**EXERCISE DETAILS**
Indicate only the number of lines in the listing below in which the word "MARM" appears.

**INPUT RECORDS**
• • • • • • •

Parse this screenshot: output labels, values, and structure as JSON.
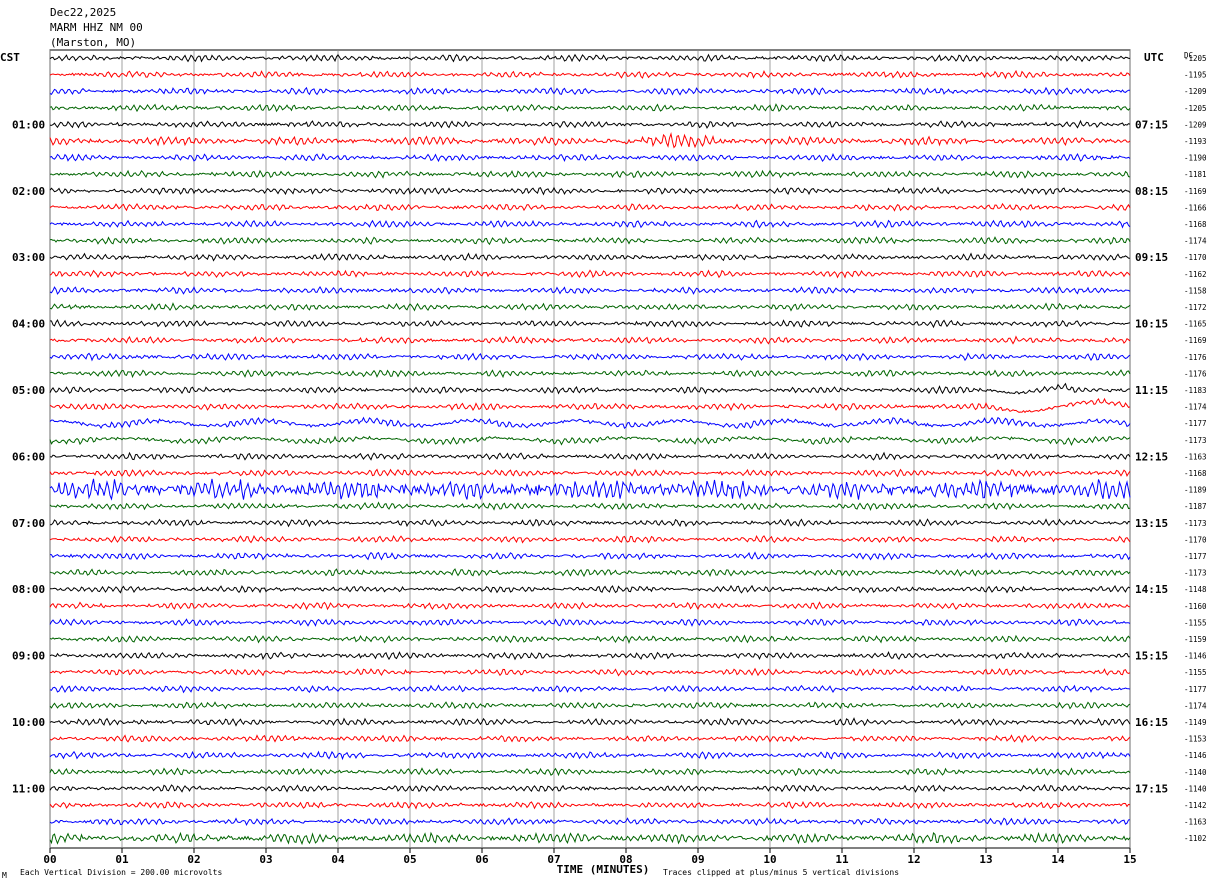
{
  "header": {
    "date": "Dec22,2025",
    "station": "MARM HHZ NM 00",
    "location": "(Marston, MO)"
  },
  "labels": {
    "left_zone": "CST",
    "right_zone": "UTC",
    "dc_header": "DC"
  },
  "footer": {
    "scale_note": "Each Vertical Division =  200.00 microvolts",
    "clip_note": "Traces clipped at plus/minus 5 vertical divisions",
    "corner_mark": "M"
  },
  "chart_data": {
    "type": "line",
    "title": "MARM HHZ NM 00",
    "xlabel": "TIME (MINUTES)",
    "ylabel": "",
    "xlim": [
      0,
      15
    ],
    "x_ticks": [
      "00",
      "01",
      "02",
      "03",
      "04",
      "05",
      "06",
      "07",
      "08",
      "09",
      "10",
      "11",
      "12",
      "13",
      "14",
      "15"
    ],
    "trace_colors": [
      "#000000",
      "#ff0000",
      "#0000ff",
      "#006400"
    ],
    "hours_cst": [
      "01:00",
      "02:00",
      "03:00",
      "04:00",
      "05:00",
      "06:00",
      "07:00",
      "08:00",
      "09:00",
      "10:00",
      "11:00"
    ],
    "hours_utc": [
      "07:15",
      "08:15",
      "09:15",
      "10:15",
      "11:15",
      "12:15",
      "13:15",
      "14:15",
      "15:15",
      "16:15",
      "17:15"
    ],
    "dc_offsets": [
      -1205,
      -1195,
      -1209,
      -1205,
      -1209,
      -1193,
      -1190,
      -1181,
      -1169,
      -1166,
      -1168,
      -1174,
      -1170,
      -1162,
      -1158,
      -1172,
      -1165,
      -1169,
      -1176,
      -1176,
      -1183,
      -1174,
      -1177,
      -1173,
      -1163,
      -1168,
      -1189,
      -1187,
      -1173,
      -1170,
      -1177,
      -1173,
      -1148,
      -1160,
      -1155,
      -1159,
      -1146,
      -1155,
      -1177,
      -1174,
      -1149,
      -1153,
      -1146,
      -1140,
      -1140,
      -1142,
      -1163,
      -1102
    ]
  }
}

• • • • • • •

**SOLUTION**
2